* [Problem statement]: Copy only this range: the line with "Decode this image" through the final line of the material, inclusive at both ends.

* [Exercise material]:
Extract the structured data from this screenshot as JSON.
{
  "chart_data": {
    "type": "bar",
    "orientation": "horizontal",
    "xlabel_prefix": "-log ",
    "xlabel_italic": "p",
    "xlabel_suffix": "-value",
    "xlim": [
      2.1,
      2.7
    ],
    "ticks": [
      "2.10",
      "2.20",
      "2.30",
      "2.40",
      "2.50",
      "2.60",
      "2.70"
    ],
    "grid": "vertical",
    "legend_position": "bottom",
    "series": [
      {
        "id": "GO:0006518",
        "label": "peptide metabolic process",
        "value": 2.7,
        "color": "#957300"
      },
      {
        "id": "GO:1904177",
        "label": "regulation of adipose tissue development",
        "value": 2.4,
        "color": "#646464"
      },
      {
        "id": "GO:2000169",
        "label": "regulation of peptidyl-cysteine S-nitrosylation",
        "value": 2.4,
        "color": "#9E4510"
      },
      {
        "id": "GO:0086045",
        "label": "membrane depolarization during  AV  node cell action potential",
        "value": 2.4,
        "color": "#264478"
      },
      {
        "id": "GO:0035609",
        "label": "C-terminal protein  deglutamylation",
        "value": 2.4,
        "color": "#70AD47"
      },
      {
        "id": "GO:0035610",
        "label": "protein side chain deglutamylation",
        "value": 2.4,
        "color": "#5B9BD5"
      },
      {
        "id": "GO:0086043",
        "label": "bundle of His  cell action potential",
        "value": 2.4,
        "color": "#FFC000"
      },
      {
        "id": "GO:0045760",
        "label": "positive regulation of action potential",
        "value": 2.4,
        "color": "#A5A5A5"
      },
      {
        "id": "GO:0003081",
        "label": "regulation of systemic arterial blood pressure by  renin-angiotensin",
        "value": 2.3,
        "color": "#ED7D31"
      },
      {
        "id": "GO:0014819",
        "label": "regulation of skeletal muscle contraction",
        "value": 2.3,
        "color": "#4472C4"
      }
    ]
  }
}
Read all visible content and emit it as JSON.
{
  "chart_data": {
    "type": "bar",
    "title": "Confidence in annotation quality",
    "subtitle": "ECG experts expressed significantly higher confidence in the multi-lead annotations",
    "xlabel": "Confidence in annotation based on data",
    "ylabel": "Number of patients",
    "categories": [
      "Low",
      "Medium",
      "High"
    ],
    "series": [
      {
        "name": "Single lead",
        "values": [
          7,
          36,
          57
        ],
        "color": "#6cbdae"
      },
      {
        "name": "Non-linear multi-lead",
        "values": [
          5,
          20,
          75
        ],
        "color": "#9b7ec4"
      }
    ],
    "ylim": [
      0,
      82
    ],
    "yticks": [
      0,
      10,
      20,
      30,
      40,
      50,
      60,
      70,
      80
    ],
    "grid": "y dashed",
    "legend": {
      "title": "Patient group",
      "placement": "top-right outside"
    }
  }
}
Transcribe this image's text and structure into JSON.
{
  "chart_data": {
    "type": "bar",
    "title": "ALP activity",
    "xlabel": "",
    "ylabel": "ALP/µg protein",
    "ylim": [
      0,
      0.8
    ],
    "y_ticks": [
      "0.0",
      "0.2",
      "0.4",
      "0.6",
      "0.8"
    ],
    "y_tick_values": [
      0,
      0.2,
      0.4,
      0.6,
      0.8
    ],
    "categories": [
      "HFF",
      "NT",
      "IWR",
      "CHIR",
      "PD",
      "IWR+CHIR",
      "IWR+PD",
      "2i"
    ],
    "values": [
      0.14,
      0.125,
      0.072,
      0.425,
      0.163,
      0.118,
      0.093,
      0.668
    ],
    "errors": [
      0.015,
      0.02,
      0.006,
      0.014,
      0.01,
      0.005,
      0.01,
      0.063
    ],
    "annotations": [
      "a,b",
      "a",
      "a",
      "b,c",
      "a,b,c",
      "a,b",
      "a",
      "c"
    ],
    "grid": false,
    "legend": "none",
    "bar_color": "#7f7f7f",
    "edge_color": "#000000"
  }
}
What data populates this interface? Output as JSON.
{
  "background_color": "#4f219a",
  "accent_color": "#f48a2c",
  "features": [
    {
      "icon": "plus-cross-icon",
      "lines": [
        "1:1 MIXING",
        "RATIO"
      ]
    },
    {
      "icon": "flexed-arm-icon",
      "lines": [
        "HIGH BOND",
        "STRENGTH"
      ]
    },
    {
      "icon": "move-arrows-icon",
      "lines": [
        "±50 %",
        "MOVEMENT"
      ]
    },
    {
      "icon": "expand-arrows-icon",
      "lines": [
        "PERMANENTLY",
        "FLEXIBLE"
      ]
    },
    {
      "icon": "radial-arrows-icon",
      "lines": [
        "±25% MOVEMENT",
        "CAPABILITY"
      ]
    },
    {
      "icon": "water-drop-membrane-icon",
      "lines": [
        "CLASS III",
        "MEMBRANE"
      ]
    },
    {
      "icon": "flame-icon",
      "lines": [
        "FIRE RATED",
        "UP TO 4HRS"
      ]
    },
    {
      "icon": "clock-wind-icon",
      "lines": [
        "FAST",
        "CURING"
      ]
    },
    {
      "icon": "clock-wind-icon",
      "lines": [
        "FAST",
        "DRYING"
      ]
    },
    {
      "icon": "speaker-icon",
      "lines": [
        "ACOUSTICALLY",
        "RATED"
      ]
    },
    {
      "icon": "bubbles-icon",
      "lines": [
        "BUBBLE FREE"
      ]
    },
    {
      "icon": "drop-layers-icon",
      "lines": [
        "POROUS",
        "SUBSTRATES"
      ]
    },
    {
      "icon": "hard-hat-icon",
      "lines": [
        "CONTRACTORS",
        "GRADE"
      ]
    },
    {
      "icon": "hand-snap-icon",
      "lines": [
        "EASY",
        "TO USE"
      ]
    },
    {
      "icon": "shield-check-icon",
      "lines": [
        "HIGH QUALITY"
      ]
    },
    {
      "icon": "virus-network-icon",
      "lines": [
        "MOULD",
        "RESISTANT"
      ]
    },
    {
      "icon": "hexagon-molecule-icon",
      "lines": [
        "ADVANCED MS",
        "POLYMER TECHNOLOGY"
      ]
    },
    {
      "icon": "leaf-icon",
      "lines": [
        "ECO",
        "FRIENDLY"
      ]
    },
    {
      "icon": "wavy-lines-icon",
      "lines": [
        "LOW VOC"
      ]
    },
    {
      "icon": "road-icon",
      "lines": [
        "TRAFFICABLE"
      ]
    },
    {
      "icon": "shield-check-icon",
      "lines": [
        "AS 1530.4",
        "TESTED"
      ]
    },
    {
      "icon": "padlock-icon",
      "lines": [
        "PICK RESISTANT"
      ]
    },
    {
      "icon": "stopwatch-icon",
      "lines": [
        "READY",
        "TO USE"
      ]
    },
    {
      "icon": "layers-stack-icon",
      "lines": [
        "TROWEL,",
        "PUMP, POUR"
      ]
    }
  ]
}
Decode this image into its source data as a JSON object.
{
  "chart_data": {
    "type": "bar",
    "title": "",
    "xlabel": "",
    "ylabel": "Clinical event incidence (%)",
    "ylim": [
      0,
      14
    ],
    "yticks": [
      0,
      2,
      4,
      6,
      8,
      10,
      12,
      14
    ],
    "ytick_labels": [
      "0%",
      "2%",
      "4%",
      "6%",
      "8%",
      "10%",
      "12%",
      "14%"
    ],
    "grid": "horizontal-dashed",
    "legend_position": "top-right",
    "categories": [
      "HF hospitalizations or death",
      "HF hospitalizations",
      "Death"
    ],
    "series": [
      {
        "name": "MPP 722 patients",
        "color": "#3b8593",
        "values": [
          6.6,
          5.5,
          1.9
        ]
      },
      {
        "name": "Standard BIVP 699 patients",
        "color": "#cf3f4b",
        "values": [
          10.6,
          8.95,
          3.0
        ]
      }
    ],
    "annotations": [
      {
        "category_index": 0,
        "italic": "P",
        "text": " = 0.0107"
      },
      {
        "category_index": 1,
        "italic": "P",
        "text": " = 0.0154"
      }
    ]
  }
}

* [Result]:
Decode this image into its source data as a JSON object.
{
  "chart_data": {
    "type": "bar",
    "title": "",
    "xlabel": "",
    "ylabel": "Clinical event incidence (%)",
    "ylim": [
      0,
      14
    ],
    "yticks": [
      0,
      2,
      4,
      6,
      8,
      10,
      12,
      14
    ],
    "ytick_labels": [
      "0%",
      "2%",
      "4%",
      "6%",
      "8%",
      "10%",
      "12%",
      "14%"
    ],
    "grid": "horizontal-dashed",
    "legend_position": "top-right",
    "categories": [
      "HF hospitalizations or death",
      "HF hospitalizations",
      "Death"
    ],
    "series": [
      {
        "name": "MPP 722 patients",
        "color": "#3b8593",
        "values": [
          6.6,
          5.5,
          1.9
        ]
      },
      {
        "name": "Standard BIVP 699 patients",
        "color": "#cf3f4b",
        "values": [
          10.6,
          8.95,
          3.0
        ]
      }
    ],
    "annotations": [
      {
        "category_index": 0,
        "italic": "P",
        "text": " = 0.0107"
      },
      {
        "category_index": 1,
        "italic": "P",
        "text": " = 0.0154"
      }
    ]
  }
}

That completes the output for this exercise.